**GIVEN EXERCISE**
Show every line where "JSON" occurs.

**DATASET**

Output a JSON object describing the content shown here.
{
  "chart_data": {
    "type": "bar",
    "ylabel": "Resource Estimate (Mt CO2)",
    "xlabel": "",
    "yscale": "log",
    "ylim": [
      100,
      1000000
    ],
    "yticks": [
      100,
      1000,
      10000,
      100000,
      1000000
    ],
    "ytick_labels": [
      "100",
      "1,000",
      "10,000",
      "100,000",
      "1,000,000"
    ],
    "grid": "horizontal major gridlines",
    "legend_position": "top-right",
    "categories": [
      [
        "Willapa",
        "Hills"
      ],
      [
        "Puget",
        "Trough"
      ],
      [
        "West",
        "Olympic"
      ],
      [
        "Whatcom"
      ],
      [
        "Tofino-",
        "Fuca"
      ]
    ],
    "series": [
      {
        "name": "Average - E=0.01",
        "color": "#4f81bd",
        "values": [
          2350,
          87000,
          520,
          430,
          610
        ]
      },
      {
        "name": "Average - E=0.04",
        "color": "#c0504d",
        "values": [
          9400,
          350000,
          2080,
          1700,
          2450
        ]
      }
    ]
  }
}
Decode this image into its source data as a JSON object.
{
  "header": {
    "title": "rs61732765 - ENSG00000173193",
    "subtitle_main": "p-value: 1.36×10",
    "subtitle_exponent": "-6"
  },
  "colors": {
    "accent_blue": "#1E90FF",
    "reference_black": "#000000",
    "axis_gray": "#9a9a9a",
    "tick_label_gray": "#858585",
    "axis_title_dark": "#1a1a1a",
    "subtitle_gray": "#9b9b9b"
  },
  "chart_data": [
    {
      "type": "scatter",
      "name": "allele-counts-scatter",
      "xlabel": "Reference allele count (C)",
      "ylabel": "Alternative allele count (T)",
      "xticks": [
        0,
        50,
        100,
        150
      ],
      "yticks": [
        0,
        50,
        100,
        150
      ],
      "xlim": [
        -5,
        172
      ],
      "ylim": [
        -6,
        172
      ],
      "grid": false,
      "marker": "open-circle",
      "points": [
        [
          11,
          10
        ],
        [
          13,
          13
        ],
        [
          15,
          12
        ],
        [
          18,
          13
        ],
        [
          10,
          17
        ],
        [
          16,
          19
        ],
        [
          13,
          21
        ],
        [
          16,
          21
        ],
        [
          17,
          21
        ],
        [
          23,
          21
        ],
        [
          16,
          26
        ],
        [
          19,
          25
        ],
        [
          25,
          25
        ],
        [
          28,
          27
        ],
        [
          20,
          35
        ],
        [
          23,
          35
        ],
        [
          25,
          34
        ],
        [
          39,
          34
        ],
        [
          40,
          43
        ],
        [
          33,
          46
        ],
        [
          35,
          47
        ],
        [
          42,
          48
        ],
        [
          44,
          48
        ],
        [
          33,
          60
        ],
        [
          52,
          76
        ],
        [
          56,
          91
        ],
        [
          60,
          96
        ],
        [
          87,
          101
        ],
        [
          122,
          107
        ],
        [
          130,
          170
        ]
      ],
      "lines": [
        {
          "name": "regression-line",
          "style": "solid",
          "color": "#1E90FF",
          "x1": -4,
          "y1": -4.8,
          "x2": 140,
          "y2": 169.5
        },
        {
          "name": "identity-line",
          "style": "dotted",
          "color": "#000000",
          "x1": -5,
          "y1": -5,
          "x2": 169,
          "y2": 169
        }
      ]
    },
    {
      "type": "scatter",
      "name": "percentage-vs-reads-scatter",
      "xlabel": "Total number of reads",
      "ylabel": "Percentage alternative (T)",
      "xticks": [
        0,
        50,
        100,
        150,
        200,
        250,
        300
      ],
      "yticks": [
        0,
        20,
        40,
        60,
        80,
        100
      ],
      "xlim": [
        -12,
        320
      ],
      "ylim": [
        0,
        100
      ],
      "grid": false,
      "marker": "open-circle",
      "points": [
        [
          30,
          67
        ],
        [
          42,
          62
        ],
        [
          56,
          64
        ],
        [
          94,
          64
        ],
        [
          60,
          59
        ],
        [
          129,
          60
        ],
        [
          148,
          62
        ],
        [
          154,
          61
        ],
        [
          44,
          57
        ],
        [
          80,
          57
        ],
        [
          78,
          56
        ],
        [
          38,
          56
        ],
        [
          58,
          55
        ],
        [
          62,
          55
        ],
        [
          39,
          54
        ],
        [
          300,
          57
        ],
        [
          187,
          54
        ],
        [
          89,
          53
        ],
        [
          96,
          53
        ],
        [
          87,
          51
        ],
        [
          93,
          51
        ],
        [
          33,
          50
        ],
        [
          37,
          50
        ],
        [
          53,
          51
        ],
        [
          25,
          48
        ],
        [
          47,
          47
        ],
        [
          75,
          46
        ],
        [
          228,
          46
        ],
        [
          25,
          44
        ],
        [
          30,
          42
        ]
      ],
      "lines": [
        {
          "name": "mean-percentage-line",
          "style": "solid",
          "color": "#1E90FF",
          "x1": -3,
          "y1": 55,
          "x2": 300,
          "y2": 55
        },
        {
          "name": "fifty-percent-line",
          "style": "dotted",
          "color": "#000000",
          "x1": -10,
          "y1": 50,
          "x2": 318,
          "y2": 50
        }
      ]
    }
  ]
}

**SOLUTION TO THE EXERCISE**
Output a JSON object describing the content shown here.
Decode this image into its source data as a JSON object.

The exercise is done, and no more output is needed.